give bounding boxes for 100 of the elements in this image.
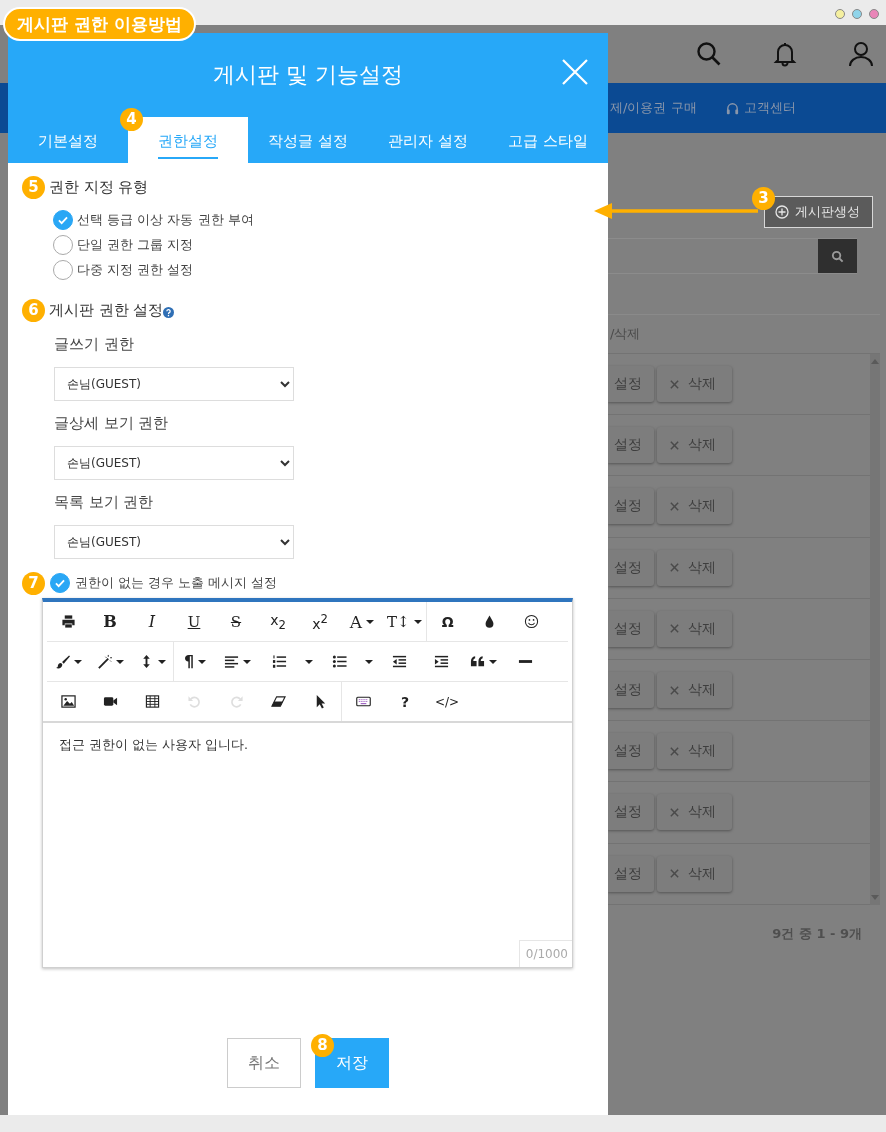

____________

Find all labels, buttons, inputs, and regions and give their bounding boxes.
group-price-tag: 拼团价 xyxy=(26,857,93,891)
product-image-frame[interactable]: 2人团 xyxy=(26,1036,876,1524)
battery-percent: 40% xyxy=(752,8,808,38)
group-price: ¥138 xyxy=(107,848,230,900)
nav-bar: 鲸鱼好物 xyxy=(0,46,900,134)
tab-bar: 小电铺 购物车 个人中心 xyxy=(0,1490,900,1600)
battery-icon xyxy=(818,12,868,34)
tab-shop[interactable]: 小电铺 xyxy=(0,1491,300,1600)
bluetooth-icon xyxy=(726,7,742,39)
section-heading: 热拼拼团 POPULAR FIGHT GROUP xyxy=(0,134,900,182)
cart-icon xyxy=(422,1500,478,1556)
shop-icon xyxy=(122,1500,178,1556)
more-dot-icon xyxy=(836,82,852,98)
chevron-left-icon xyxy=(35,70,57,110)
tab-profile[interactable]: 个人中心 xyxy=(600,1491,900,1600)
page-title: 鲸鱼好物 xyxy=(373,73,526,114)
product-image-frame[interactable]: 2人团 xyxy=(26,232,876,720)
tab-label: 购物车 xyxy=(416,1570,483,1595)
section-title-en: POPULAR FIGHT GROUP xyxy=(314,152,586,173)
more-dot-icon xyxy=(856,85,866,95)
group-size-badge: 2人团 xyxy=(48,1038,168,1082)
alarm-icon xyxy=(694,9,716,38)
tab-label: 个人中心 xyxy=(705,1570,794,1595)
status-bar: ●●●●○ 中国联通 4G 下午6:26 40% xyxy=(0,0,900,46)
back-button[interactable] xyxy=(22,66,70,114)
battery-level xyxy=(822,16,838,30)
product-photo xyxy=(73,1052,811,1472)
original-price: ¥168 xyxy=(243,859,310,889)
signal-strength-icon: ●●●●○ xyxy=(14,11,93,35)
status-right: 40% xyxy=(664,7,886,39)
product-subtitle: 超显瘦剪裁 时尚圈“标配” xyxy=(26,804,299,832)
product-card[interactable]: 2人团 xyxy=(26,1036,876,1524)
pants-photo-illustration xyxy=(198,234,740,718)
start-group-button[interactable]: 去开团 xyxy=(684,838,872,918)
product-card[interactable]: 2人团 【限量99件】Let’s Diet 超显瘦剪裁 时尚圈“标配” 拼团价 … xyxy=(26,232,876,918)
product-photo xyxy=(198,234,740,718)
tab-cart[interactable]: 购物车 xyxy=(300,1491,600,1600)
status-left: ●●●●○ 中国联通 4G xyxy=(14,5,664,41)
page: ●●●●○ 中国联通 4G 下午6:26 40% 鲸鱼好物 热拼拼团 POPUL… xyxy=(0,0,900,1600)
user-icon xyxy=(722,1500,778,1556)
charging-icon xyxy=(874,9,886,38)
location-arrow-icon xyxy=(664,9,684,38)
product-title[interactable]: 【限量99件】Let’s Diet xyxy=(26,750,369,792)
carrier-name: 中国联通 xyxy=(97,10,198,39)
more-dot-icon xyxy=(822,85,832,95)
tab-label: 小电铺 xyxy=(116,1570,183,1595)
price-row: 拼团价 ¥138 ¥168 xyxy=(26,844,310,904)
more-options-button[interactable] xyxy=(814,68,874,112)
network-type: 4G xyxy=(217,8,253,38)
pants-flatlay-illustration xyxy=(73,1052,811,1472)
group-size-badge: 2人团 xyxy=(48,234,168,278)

____________

EXERCISE | Take the lines from the one containing "Find all labels, buttons, inputs, and" through the one containing "more-dot-icon xyxy=(836,82,852,98)", swap "tab-bar" for "bottom-nav", and write out only those lines again with everything else unchanged.

EXPECTED ANSWER |
Find all labels, buttons, inputs, and regions and give their bounding boxes.
group-price-tag: 拼团价 xyxy=(26,857,93,891)
product-image-frame[interactable]: 2人团 xyxy=(26,1036,876,1524)
battery-percent: 40% xyxy=(752,8,808,38)
group-price: ¥138 xyxy=(107,848,230,900)
nav-bar: 鲸鱼好物 xyxy=(0,46,900,134)
bottom-nav: 小电铺 购物车 个人中心 xyxy=(0,1490,900,1600)
battery-icon xyxy=(818,12,868,34)
tab-shop[interactable]: 小电铺 xyxy=(0,1491,300,1600)
bluetooth-icon xyxy=(726,7,742,39)
section-heading: 热拼拼团 POPULAR FIGHT GROUP xyxy=(0,134,900,182)
cart-icon xyxy=(422,1500,478,1556)
shop-icon xyxy=(122,1500,178,1556)
more-dot-icon xyxy=(836,82,852,98)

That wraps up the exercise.